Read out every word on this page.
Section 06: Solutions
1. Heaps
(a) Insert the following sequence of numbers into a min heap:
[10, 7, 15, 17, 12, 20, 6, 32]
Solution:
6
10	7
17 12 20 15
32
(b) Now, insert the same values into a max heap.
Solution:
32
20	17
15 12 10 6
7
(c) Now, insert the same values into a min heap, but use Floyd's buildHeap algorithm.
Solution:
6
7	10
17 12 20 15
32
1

+---+

• Given task:
Each line of the material above needs to be quoted exactly, please.

• Worked solution:
Read out every word on this page.
Section 06: Solutions
1. Heaps
(a) Insert the following sequence of numbers into a min heap:
[10, 7, 15, 17, 12, 20, 6, 32]
Solution:
6
10	7
17 12 20 15
32
(b) Now, insert the same values into a max heap.
Solution:
32
20	17
15 12 10 6
7
(c) Now, insert the same values into a min heap, but use Floyd's buildHeap algorithm.
Solution:
6
7	10
17 12 20 15
32
1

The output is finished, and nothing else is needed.